(Recorded data)
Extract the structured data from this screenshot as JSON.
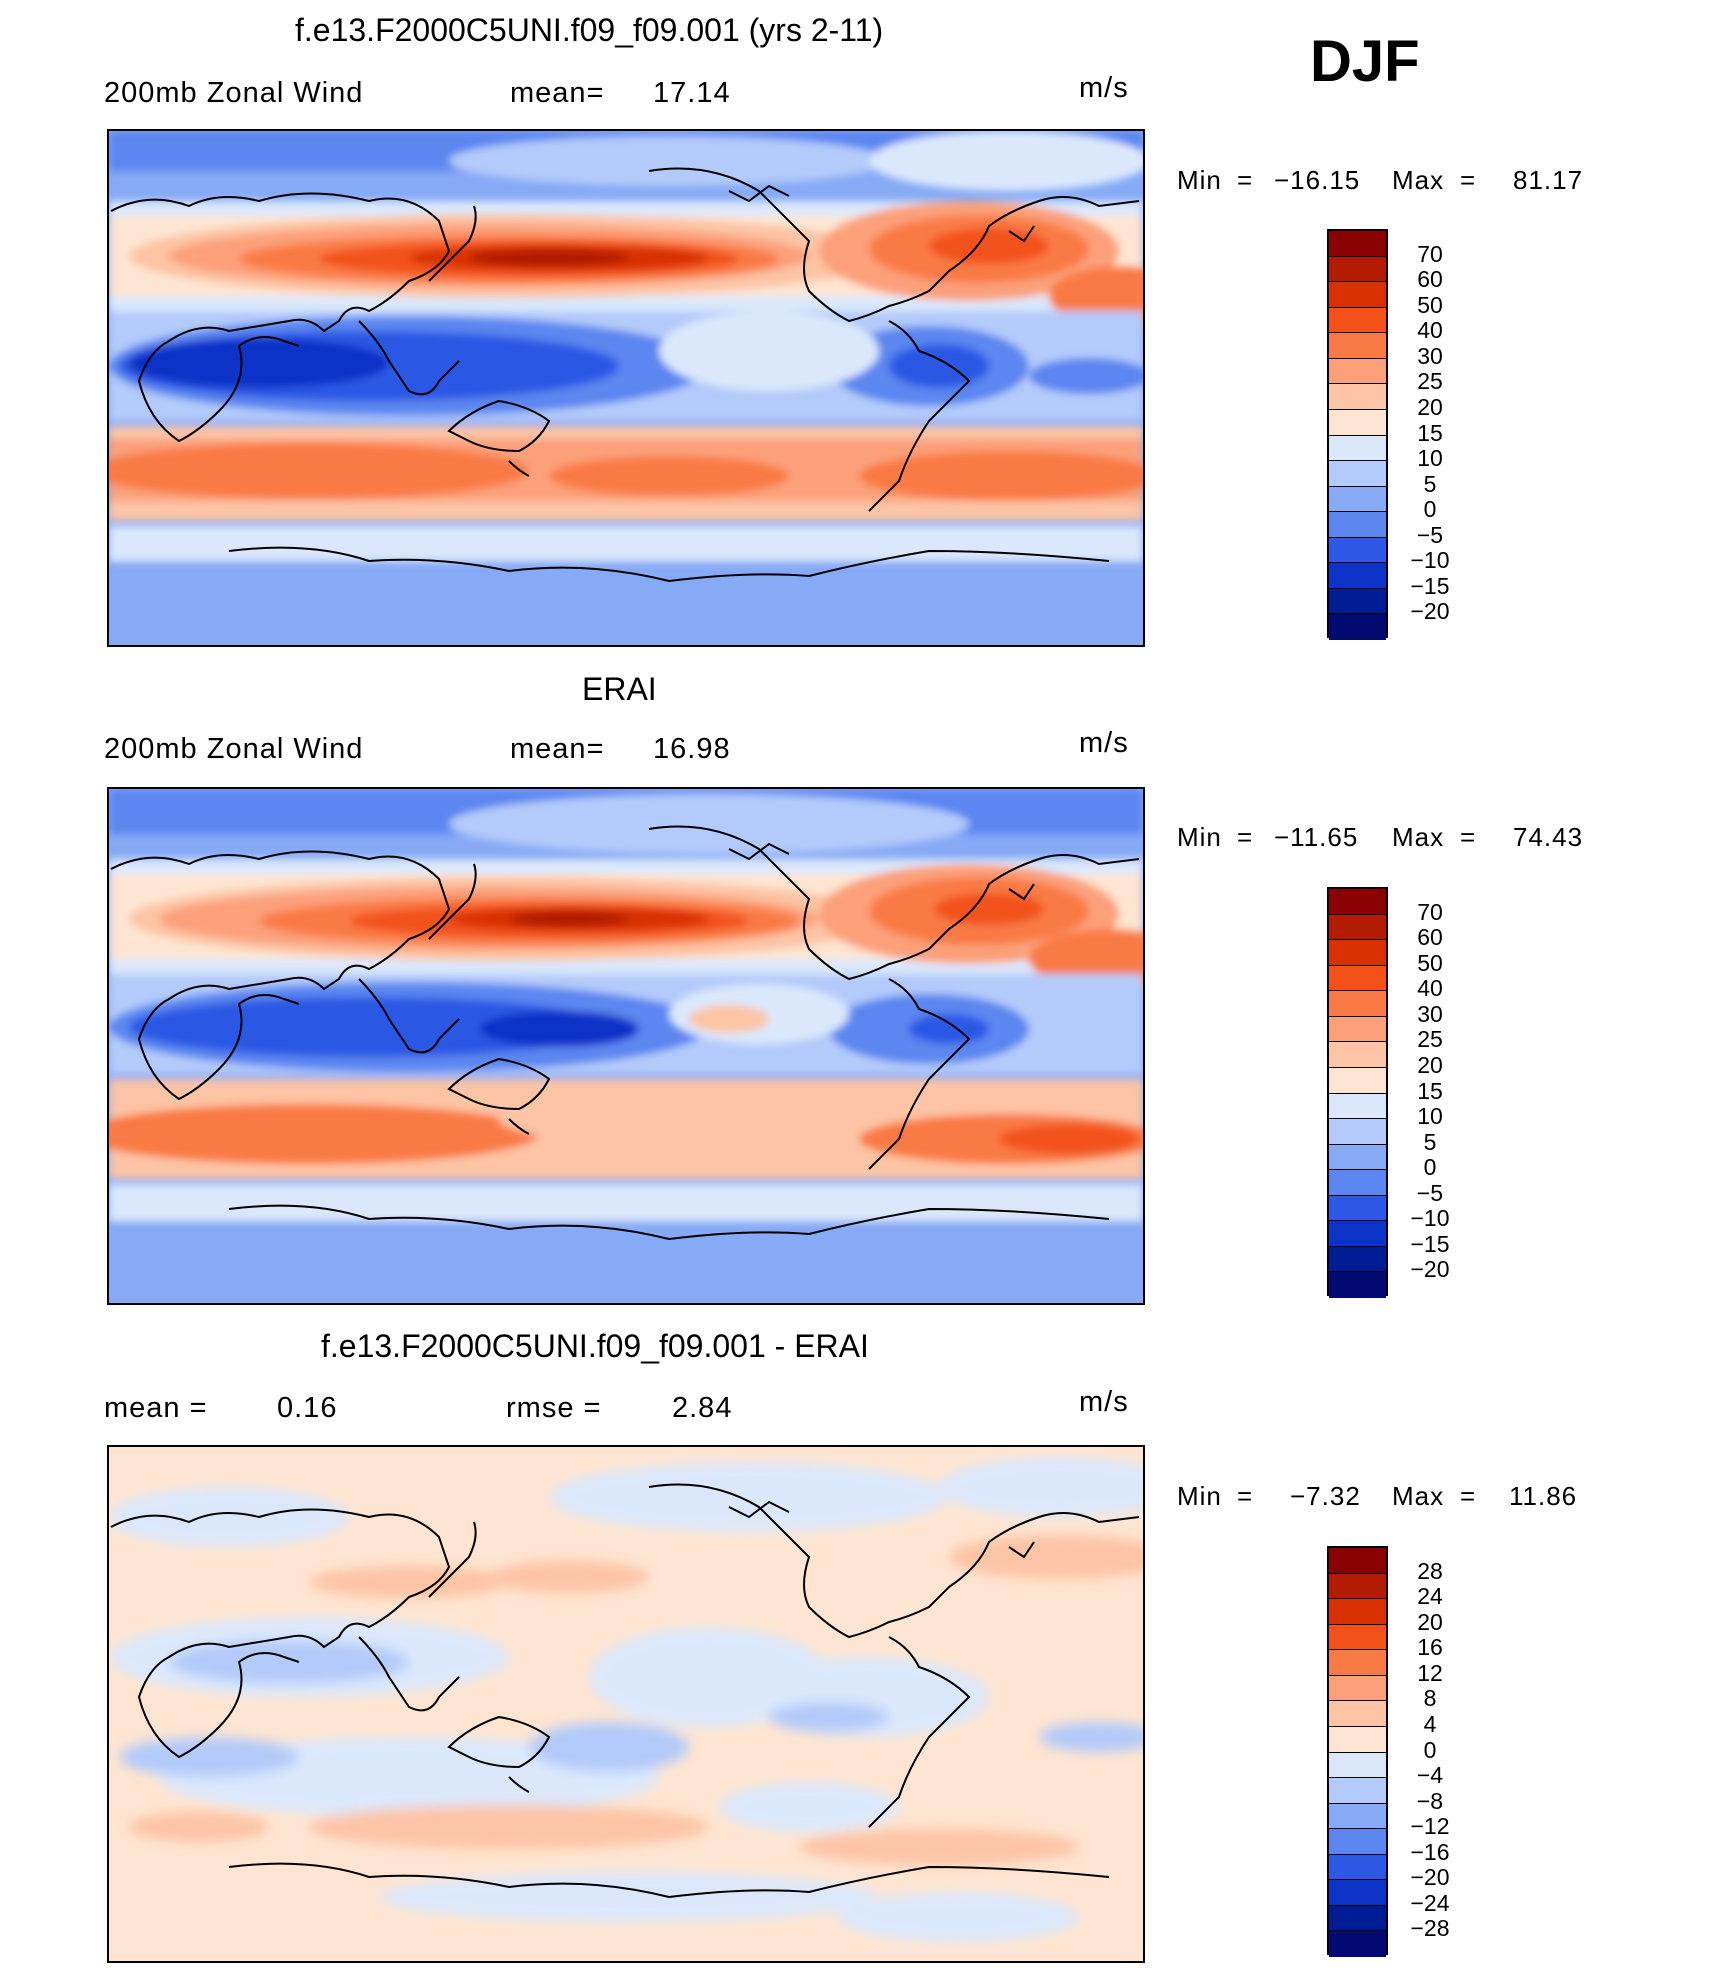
{
  "season": "DJF",
  "units": "m/s",
  "panels": [
    {
      "title": "f.e13.F2000C5UNI.f09_f09.001 (yrs 2-11)",
      "left_label": "200mb Zonal Wind",
      "mid_label": "mean=",
      "mid_value": "17.14",
      "units": "m/s",
      "min_label": "Min",
      "min_value": "−16.15",
      "max_label": "Max",
      "max_value": "81.17",
      "colorbar": {
        "labels": [
          "70",
          "60",
          "50",
          "40",
          "30",
          "25",
          "20",
          "15",
          "10",
          "5",
          "0",
          "−5",
          "−10",
          "−15",
          "−20"
        ],
        "colors": [
          "#8b0000",
          "#b31b00",
          "#d83000",
          "#f2521a",
          "#fa7a45",
          "#fca07a",
          "#fdc4a5",
          "#fee5d1",
          "#dbe8fc",
          "#b3cbfa",
          "#86aaf6",
          "#5b86f0",
          "#2c58e5",
          "#0b33c8",
          "#001c95",
          "#000a70"
        ]
      }
    },
    {
      "title": "ERAI",
      "left_label": "200mb Zonal Wind",
      "mid_label": "mean=",
      "mid_value": "16.98",
      "units": "m/s",
      "min_label": "Min",
      "min_value": "−11.65",
      "max_label": "Max",
      "max_value": "74.43",
      "colorbar": {
        "labels": [
          "70",
          "60",
          "50",
          "40",
          "30",
          "25",
          "20",
          "15",
          "10",
          "5",
          "0",
          "−5",
          "−10",
          "−15",
          "−20"
        ],
        "colors": [
          "#8b0000",
          "#b31b00",
          "#d83000",
          "#f2521a",
          "#fa7a45",
          "#fca07a",
          "#fdc4a5",
          "#fee5d1",
          "#dbe8fc",
          "#b3cbfa",
          "#86aaf6",
          "#5b86f0",
          "#2c58e5",
          "#0b33c8",
          "#001c95",
          "#000a70"
        ]
      }
    },
    {
      "title": "f.e13.F2000C5UNI.f09_f09.001 - ERAI",
      "left_label": "mean =",
      "left_value": "0.16",
      "mid_label": "rmse =",
      "mid_value": "2.84",
      "units": "m/s",
      "min_label": "Min",
      "min_value": "−7.32",
      "max_label": "Max",
      "max_value": "11.86",
      "colorbar": {
        "labels": [
          "28",
          "24",
          "20",
          "16",
          "12",
          "8",
          "4",
          "0",
          "−4",
          "−8",
          "−12",
          "−16",
          "−20",
          "−24",
          "−28"
        ],
        "colors": [
          "#8b0000",
          "#b31b00",
          "#d83000",
          "#f2521a",
          "#fa7a45",
          "#fca07a",
          "#fdc4a5",
          "#fee5d1",
          "#dbe8fc",
          "#b3cbfa",
          "#86aaf6",
          "#5b86f0",
          "#2c58e5",
          "#0b33c8",
          "#001c95",
          "#000a70"
        ]
      }
    }
  ]
}
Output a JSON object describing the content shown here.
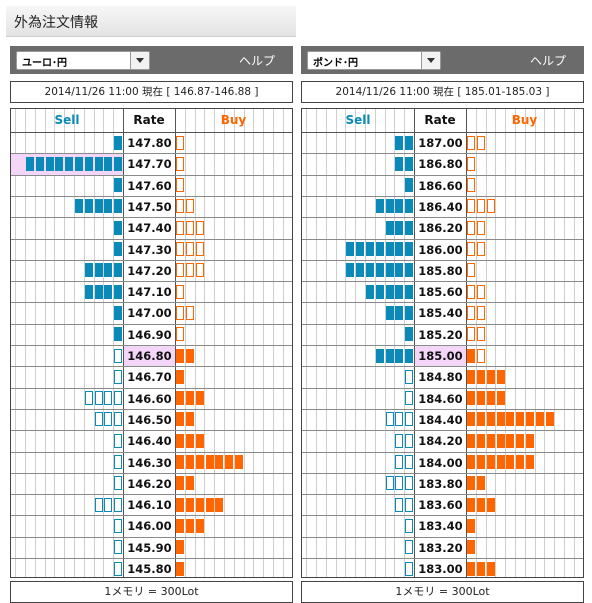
{
  "page_title": "外為注文情報",
  "colors": {
    "sell": "#0a8ab8",
    "buy": "#ff6600",
    "current_rate_bg": "#f4d6f8"
  },
  "panels": [
    {
      "pair": "ユーロ･円",
      "help": "ヘルプ",
      "info": "2014/11/26  11:00 現在 [ 146.87-146.88 ]",
      "header": {
        "sell": "Sell",
        "rate": "Rate",
        "buy": "Buy"
      },
      "footer": "1メモリ = 300Lot",
      "current_rate": "146.80",
      "rows": [
        {
          "rate": "147.80",
          "sell": 1,
          "sell_type": "filled",
          "buy": 1,
          "buy_type": "empty",
          "sell_highlight": false
        },
        {
          "rate": "147.70",
          "sell": 10,
          "sell_type": "filled",
          "buy": 1,
          "buy_type": "empty",
          "sell_highlight": true
        },
        {
          "rate": "147.60",
          "sell": 1,
          "sell_type": "filled",
          "buy": 1,
          "buy_type": "empty",
          "sell_highlight": false
        },
        {
          "rate": "147.50",
          "sell": 5,
          "sell_type": "filled",
          "buy": 2,
          "buy_type": "empty",
          "sell_highlight": false
        },
        {
          "rate": "147.40",
          "sell": 1,
          "sell_type": "filled",
          "buy": 3,
          "buy_type": "empty",
          "sell_highlight": false
        },
        {
          "rate": "147.30",
          "sell": 1,
          "sell_type": "filled",
          "buy": 3,
          "buy_type": "empty",
          "sell_highlight": false
        },
        {
          "rate": "147.20",
          "sell": 4,
          "sell_type": "filled",
          "buy": 3,
          "buy_type": "empty",
          "sell_highlight": false
        },
        {
          "rate": "147.10",
          "sell": 4,
          "sell_type": "filled",
          "buy": 1,
          "buy_type": "empty",
          "sell_highlight": false
        },
        {
          "rate": "147.00",
          "sell": 1,
          "sell_type": "filled",
          "buy": 2,
          "buy_type": "empty",
          "sell_highlight": false
        },
        {
          "rate": "146.90",
          "sell": 1,
          "sell_type": "filled",
          "buy": 1,
          "buy_type": "empty",
          "sell_highlight": false
        },
        {
          "rate": "146.80",
          "sell": 1,
          "sell_type": "empty",
          "buy": 2,
          "buy_type": "filled",
          "sell_highlight": false
        },
        {
          "rate": "146.70",
          "sell": 1,
          "sell_type": "empty",
          "buy": 1,
          "buy_type": "filled",
          "sell_highlight": false
        },
        {
          "rate": "146.60",
          "sell": 4,
          "sell_type": "empty",
          "buy": 3,
          "buy_type": "filled",
          "sell_highlight": false
        },
        {
          "rate": "146.50",
          "sell": 3,
          "sell_type": "empty",
          "buy": 2,
          "buy_type": "filled",
          "sell_highlight": false
        },
        {
          "rate": "146.40",
          "sell": 1,
          "sell_type": "empty",
          "buy": 3,
          "buy_type": "filled",
          "sell_highlight": false
        },
        {
          "rate": "146.30",
          "sell": 1,
          "sell_type": "empty",
          "buy": 7,
          "buy_type": "filled",
          "sell_highlight": false
        },
        {
          "rate": "146.20",
          "sell": 1,
          "sell_type": "empty",
          "buy": 2,
          "buy_type": "filled",
          "sell_highlight": false
        },
        {
          "rate": "146.10",
          "sell": 3,
          "sell_type": "empty",
          "buy": 5,
          "buy_type": "filled",
          "sell_highlight": false
        },
        {
          "rate": "146.00",
          "sell": 1,
          "sell_type": "empty",
          "buy": 3,
          "buy_type": "filled",
          "sell_highlight": false
        },
        {
          "rate": "145.90",
          "sell": 1,
          "sell_type": "empty",
          "buy": 1,
          "buy_type": "filled",
          "sell_highlight": false
        },
        {
          "rate": "145.80",
          "sell": 1,
          "sell_type": "empty",
          "buy": 1,
          "buy_type": "filled",
          "sell_highlight": false
        }
      ]
    },
    {
      "pair": "ポンド･円",
      "help": "ヘルプ",
      "info": "2014/11/26  11:00 現在 [ 185.01-185.03 ]",
      "header": {
        "sell": "Sell",
        "rate": "Rate",
        "buy": "Buy"
      },
      "footer": "1メモリ = 300Lot",
      "current_rate": "185.00",
      "rows": [
        {
          "rate": "187.00",
          "sell": 2,
          "sell_type": "filled",
          "buy": 2,
          "buy_type": "empty",
          "sell_highlight": false
        },
        {
          "rate": "186.80",
          "sell": 2,
          "sell_type": "filled",
          "buy": 1,
          "buy_type": "empty",
          "sell_highlight": false
        },
        {
          "rate": "186.60",
          "sell": 1,
          "sell_type": "filled",
          "buy": 1,
          "buy_type": "empty",
          "sell_highlight": false
        },
        {
          "rate": "186.40",
          "sell": 4,
          "sell_type": "filled",
          "buy": 3,
          "buy_type": "empty",
          "sell_highlight": false
        },
        {
          "rate": "186.20",
          "sell": 3,
          "sell_type": "filled",
          "buy": 2,
          "buy_type": "empty",
          "sell_highlight": false
        },
        {
          "rate": "186.00",
          "sell": 7,
          "sell_type": "filled",
          "buy": 2,
          "buy_type": "empty",
          "sell_highlight": false
        },
        {
          "rate": "185.80",
          "sell": 7,
          "sell_type": "filled",
          "buy": 1,
          "buy_type": "empty",
          "sell_highlight": false
        },
        {
          "rate": "185.60",
          "sell": 5,
          "sell_type": "filled",
          "buy": 2,
          "buy_type": "empty",
          "sell_highlight": false
        },
        {
          "rate": "185.40",
          "sell": 3,
          "sell_type": "filled",
          "buy": 2,
          "buy_type": "empty",
          "sell_highlight": false
        },
        {
          "rate": "185.20",
          "sell": 1,
          "sell_type": "filled",
          "buy": 2,
          "buy_type": "empty",
          "sell_highlight": false
        },
        {
          "rate": "185.00",
          "sell": 4,
          "sell_type": "filled",
          "buy": 1,
          "buy_type": "filled",
          "buy_extra_empty": 1,
          "sell_highlight": false
        },
        {
          "rate": "184.80",
          "sell": 1,
          "sell_type": "empty",
          "buy": 4,
          "buy_type": "filled",
          "sell_highlight": false
        },
        {
          "rate": "184.60",
          "sell": 1,
          "sell_type": "empty",
          "buy": 4,
          "buy_type": "filled",
          "sell_highlight": false
        },
        {
          "rate": "184.40",
          "sell": 3,
          "sell_type": "empty",
          "buy": 9,
          "buy_type": "filled",
          "sell_highlight": false
        },
        {
          "rate": "184.20",
          "sell": 2,
          "sell_type": "empty",
          "buy": 7,
          "buy_type": "filled",
          "sell_highlight": false
        },
        {
          "rate": "184.00",
          "sell": 2,
          "sell_type": "empty",
          "buy": 7,
          "buy_type": "filled",
          "sell_highlight": false
        },
        {
          "rate": "183.80",
          "sell": 3,
          "sell_type": "empty",
          "buy": 2,
          "buy_type": "filled",
          "sell_highlight": false
        },
        {
          "rate": "183.60",
          "sell": 2,
          "sell_type": "empty",
          "buy": 3,
          "buy_type": "filled",
          "sell_highlight": false
        },
        {
          "rate": "183.40",
          "sell": 1,
          "sell_type": "empty",
          "buy": 1,
          "buy_type": "filled",
          "sell_highlight": false
        },
        {
          "rate": "183.20",
          "sell": 1,
          "sell_type": "empty",
          "buy": 1,
          "buy_type": "filled",
          "sell_highlight": false
        },
        {
          "rate": "183.00",
          "sell": 1,
          "sell_type": "empty",
          "buy": 3,
          "buy_type": "filled",
          "sell_highlight": false
        }
      ]
    }
  ]
}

> **What you should do**
Every line in the data that holds "JSON" should be copied out.

> **Result**
Extract the structured data from this screenshot as JSON.
Output a JSON object describing the content shown here.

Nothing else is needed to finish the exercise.